**Requirement**
Will you give every entry again exactly as it stands?

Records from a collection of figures
begin

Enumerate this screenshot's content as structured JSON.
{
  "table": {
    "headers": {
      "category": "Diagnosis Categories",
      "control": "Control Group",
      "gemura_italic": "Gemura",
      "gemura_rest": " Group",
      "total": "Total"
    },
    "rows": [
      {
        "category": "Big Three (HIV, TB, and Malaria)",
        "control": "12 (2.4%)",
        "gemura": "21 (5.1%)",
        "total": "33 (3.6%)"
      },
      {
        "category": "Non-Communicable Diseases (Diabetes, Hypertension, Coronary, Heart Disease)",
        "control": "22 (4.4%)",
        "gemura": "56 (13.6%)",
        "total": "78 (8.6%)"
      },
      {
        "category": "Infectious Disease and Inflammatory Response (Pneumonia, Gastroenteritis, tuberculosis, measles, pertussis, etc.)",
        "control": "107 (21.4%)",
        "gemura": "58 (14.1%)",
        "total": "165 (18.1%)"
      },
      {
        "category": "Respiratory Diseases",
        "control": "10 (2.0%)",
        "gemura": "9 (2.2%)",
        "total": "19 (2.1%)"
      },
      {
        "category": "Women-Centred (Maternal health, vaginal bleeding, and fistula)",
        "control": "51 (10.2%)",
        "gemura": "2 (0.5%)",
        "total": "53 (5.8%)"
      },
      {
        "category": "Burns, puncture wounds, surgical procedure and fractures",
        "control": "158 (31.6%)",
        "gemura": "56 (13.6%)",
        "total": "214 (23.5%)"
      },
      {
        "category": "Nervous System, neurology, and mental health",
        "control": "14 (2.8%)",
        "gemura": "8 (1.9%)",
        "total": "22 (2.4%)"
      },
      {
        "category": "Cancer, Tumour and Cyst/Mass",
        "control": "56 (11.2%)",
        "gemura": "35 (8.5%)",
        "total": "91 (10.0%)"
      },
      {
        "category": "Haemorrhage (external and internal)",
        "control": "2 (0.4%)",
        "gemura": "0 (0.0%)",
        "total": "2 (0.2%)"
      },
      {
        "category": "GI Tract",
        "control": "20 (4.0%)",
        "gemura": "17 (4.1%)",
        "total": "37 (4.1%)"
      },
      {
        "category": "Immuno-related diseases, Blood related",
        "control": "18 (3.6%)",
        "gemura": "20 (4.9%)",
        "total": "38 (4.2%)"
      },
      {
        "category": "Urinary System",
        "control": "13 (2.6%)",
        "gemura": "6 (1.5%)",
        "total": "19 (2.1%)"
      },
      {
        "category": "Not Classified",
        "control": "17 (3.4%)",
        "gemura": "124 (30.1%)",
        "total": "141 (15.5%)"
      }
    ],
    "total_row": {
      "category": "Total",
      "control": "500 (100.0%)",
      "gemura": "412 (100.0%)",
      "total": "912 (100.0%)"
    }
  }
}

end

**Answer for this exercise**
Enumerate this screenshot's content as structured JSON.
{
  "table": {
    "headers": {
      "category": "Diagnosis Categories",
      "control": "Control Group",
      "gemura_italic": "Gemura",
      "gemura_rest": " Group",
      "total": "Total"
    },
    "rows": [
      {
        "category": "Big Three (HIV, TB, and Malaria)",
        "control": "12 (2.4%)",
        "gemura": "21 (5.1%)",
        "total": "33 (3.6%)"
      },
      {
        "category": "Non-Communicable Diseases (Diabetes, Hypertension, Coronary, Heart Disease)",
        "control": "22 (4.4%)",
        "gemura": "56 (13.6%)",
        "total": "78 (8.6%)"
      },
      {
        "category": "Infectious Disease and Inflammatory Response (Pneumonia, Gastroenteritis, tuberculosis, measles, pertussis, etc.)",
        "control": "107 (21.4%)",
        "gemura": "58 (14.1%)",
        "total": "165 (18.1%)"
      },
      {
        "category": "Respiratory Diseases",
        "control": "10 (2.0%)",
        "gemura": "9 (2.2%)",
        "total": "19 (2.1%)"
      },
      {
        "category": "Women-Centred (Maternal health, vaginal bleeding, and fistula)",
        "control": "51 (10.2%)",
        "gemura": "2 (0.5%)",
        "total": "53 (5.8%)"
      },
      {
        "category": "Burns, puncture wounds, surgical procedure and fractures",
        "control": "158 (31.6%)",
        "gemura": "56 (13.6%)",
        "total": "214 (23.5%)"
      },
      {
        "category": "Nervous System, neurology, and mental health",
        "control": "14 (2.8%)",
        "gemura": "8 (1.9%)",
        "total": "22 (2.4%)"
      },
      {
        "category": "Cancer, Tumour and Cyst/Mass",
        "control": "56 (11.2%)",
        "gemura": "35 (8.5%)",
        "total": "91 (10.0%)"
      },
      {
        "category": "Haemorrhage (external and internal)",
        "control": "2 (0.4%)",
        "gemura": "0 (0.0%)",
        "total": "2 (0.2%)"
      },
      {
        "category": "GI Tract",
        "control": "20 (4.0%)",
        "gemura": "17 (4.1%)",
        "total": "37 (4.1%)"
      },
      {
        "category": "Immuno-related diseases, Blood related",
        "control": "18 (3.6%)",
        "gemura": "20 (4.9%)",
        "total": "38 (4.2%)"
      },
      {
        "category": "Urinary System",
        "control": "13 (2.6%)",
        "gemura": "6 (1.5%)",
        "total": "19 (2.1%)"
      },
      {
        "category": "Not Classified",
        "control": "17 (3.4%)",
        "gemura": "124 (30.1%)",
        "total": "141 (15.5%)"
      }
    ],
    "total_row": {
      "category": "Total",
      "control": "500 (100.0%)",
      "gemura": "412 (100.0%)",
      "total": "912 (100.0%)"
    }
  }
}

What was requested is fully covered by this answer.